Records from a dataset:
#####
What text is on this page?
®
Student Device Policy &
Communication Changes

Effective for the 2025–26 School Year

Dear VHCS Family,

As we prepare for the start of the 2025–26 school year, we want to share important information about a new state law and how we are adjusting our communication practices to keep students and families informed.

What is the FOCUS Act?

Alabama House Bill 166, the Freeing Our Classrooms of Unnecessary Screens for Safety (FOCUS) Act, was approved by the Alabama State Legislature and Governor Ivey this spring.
#####
WRITTEN EXERCISE ▸
Above are the records; copy all of them exactly.

TASK SOLUTION ▸
What text is on this page?
®
Student Device Policy &
Communication Changes

Effective for the 2025–26 School Year

Dear VHCS Family,

As we prepare for the start of the 2025–26 school year, we want to share important information about a new state law and how we are adjusting our communication practices to keep students and families informed.

What is the FOCUS Act?

Alabama House Bill 166, the Freeing Our Classrooms of Unnecessary Screens for Safety (FOCUS) Act, was approved by the Alabama State Legislature and Governor Ivey this spring.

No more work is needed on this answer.